* Given request: Reproduce each record below exactly as written.

____ Extracted material

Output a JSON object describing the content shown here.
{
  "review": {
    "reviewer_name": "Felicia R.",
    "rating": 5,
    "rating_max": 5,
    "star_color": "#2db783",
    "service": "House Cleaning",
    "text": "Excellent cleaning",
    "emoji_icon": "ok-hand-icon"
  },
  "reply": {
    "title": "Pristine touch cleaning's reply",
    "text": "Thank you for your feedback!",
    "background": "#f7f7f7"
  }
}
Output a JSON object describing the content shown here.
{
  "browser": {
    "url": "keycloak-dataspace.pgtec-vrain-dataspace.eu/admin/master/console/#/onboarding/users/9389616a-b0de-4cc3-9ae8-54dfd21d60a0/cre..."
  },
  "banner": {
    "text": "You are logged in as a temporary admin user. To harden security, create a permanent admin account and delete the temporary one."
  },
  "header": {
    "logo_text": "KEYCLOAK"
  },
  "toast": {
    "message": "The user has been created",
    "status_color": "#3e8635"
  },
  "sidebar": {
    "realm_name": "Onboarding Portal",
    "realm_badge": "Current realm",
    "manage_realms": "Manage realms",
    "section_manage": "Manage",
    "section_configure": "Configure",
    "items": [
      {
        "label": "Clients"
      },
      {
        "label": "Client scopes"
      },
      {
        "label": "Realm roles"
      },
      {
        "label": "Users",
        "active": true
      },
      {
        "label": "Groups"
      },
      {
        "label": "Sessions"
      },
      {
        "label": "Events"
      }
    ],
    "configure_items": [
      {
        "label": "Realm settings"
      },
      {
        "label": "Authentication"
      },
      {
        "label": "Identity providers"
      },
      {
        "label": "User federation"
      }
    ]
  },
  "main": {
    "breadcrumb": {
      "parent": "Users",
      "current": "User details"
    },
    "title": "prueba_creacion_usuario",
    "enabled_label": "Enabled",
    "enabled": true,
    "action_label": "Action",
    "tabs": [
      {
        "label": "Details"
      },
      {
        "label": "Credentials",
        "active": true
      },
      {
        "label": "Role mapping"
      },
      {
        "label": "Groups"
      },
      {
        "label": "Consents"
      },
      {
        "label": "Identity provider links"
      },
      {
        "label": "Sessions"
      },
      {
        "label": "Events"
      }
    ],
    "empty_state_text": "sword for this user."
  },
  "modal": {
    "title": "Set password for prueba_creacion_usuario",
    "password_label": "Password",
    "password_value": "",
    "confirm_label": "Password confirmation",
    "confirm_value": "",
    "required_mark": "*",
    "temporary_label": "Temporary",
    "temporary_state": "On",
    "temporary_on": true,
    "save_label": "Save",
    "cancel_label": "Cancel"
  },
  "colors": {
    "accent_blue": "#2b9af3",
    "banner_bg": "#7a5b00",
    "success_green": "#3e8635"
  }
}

________

* Final answer:
Output a JSON object describing the content shown here.
{
  "review": {
    "reviewer_name": "Felicia R.",
    "rating": 5,
    "rating_max": 5,
    "star_color": "#2db783",
    "service": "House Cleaning",
    "text": "Excellent cleaning",
    "emoji_icon": "ok-hand-icon"
  },
  "reply": {
    "title": "Pristine touch cleaning's reply",
    "text": "Thank you for your feedback!",
    "background": "#f7f7f7"
  }
}
Output a JSON object describing the content shown here.
{
  "browser": {
    "url": "keycloak-dataspace.pgtec-vrain-dataspace.eu/admin/master/console/#/onboarding/users/9389616a-b0de-4cc3-9ae8-54dfd21d60a0/cre..."
  },
  "banner": {
    "text": "You are logged in as a temporary admin user. To harden security, create a permanent admin account and delete the temporary one."
  },
  "header": {
    "logo_text": "KEYCLOAK"
  },
  "toast": {
    "message": "The user has been created",
    "status_color": "#3e8635"
  },
  "sidebar": {
    "realm_name": "Onboarding Portal",
    "realm_badge": "Current realm",
    "manage_realms": "Manage realms",
    "section_manage": "Manage",
    "section_configure": "Configure",
    "items": [
      {
        "label": "Clients"
      },
      {
        "label": "Client scopes"
      },
      {
        "label": "Realm roles"
      },
      {
        "label": "Users",
        "active": true
      },
      {
        "label": "Groups"
      },
      {
        "label": "Sessions"
      },
      {
        "label": "Events"
      }
    ],
    "configure_items": [
      {
        "label": "Realm settings"
      },
      {
        "label": "Authentication"
      },
      {
        "label": "Identity providers"
      },
      {
        "label": "User federation"
      }
    ]
  },
  "main": {
    "breadcrumb": {
      "parent": "Users",
      "current": "User details"
    },
    "title": "prueba_creacion_usuario",
    "enabled_label": "Enabled",
    "enabled": true,
    "action_label": "Action",
    "tabs": [
      {
        "label": "Details"
      },
      {
        "label": "Credentials",
        "active": true
      },
      {
        "label": "Role mapping"
      },
      {
        "label": "Groups"
      },
      {
        "label": "Consents"
      },
      {
        "label": "Identity provider links"
      },
      {
        "label": "Sessions"
      },
      {
        "label": "Events"
      }
    ],
    "empty_state_text": "sword for this user."
  },
  "modal": {
    "title": "Set password for prueba_creacion_usuario",
    "password_label": "Password",
    "password_value": "",
    "confirm_label": "Password confirmation",
    "confirm_value": "",
    "required_mark": "*",
    "temporary_label": "Temporary",
    "temporary_state": "On",
    "temporary_on": true,
    "save_label": "Save",
    "cancel_label": "Cancel"
  },
  "colors": {
    "accent_blue": "#2b9af3",
    "banner_bg": "#7a5b00",
    "success_green": "#3e8635"
  }
}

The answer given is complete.